Written exercise = Find the lines with "page" in them and copy them out.

[Recorded data]
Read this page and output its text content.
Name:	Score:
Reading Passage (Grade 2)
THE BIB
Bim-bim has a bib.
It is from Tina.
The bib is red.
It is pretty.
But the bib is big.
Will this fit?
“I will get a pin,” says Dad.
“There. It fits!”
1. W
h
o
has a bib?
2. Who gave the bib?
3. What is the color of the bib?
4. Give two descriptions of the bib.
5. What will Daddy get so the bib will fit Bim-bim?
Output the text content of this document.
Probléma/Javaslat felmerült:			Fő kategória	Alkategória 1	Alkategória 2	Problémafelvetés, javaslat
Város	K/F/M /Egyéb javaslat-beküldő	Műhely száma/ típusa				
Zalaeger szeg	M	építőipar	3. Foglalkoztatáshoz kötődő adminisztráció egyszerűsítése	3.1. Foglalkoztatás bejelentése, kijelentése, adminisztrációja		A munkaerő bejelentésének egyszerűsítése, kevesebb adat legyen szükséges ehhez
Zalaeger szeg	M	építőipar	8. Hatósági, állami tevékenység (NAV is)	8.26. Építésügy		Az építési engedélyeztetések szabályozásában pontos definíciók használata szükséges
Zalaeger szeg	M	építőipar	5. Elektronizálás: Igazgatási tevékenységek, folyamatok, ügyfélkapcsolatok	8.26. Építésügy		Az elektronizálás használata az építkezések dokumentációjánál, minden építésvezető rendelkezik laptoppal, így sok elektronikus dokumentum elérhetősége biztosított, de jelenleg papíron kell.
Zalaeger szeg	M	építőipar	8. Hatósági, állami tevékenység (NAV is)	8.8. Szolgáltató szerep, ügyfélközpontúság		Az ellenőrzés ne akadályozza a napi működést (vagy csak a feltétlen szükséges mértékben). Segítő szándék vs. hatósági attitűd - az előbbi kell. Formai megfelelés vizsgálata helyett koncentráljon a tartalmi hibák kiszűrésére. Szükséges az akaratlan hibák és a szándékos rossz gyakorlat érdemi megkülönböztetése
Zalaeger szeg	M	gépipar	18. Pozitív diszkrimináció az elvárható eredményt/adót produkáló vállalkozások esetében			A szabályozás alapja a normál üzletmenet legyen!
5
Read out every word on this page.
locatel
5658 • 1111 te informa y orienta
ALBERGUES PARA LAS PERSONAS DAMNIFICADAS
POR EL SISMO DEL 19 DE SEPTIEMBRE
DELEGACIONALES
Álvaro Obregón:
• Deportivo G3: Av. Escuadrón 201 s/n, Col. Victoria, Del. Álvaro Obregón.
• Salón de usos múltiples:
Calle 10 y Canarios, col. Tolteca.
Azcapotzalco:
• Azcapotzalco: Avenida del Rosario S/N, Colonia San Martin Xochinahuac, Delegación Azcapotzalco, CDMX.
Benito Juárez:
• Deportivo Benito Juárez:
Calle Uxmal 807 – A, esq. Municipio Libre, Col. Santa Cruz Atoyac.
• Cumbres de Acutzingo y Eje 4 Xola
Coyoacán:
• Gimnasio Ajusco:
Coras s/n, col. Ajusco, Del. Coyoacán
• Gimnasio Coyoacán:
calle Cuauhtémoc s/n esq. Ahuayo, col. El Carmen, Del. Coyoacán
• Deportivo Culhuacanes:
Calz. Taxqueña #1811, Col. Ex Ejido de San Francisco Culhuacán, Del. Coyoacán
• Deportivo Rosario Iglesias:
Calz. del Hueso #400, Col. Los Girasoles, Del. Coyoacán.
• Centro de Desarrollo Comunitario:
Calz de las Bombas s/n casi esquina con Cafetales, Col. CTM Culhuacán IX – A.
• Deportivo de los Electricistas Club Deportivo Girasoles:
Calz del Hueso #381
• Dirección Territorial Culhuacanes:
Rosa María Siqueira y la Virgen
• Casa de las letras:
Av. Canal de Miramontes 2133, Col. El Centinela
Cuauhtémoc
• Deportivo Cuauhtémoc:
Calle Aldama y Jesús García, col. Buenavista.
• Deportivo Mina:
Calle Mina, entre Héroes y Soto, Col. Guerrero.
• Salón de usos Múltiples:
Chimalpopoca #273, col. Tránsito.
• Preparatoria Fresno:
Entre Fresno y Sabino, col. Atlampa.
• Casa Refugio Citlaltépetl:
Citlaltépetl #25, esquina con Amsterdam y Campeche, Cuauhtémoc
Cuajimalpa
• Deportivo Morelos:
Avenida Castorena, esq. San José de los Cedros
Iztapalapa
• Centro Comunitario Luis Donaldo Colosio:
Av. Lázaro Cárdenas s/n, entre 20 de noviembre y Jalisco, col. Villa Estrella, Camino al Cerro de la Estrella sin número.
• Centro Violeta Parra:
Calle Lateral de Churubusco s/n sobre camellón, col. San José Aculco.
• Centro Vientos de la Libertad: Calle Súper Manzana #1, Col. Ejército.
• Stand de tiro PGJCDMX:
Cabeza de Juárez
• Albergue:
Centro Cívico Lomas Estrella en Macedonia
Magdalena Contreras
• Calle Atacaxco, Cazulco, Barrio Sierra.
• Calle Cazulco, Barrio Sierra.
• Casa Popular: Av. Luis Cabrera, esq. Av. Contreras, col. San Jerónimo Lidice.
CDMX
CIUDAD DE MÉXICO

Output for this exercise =
Read this page and output its text content.
Read out every word on this page.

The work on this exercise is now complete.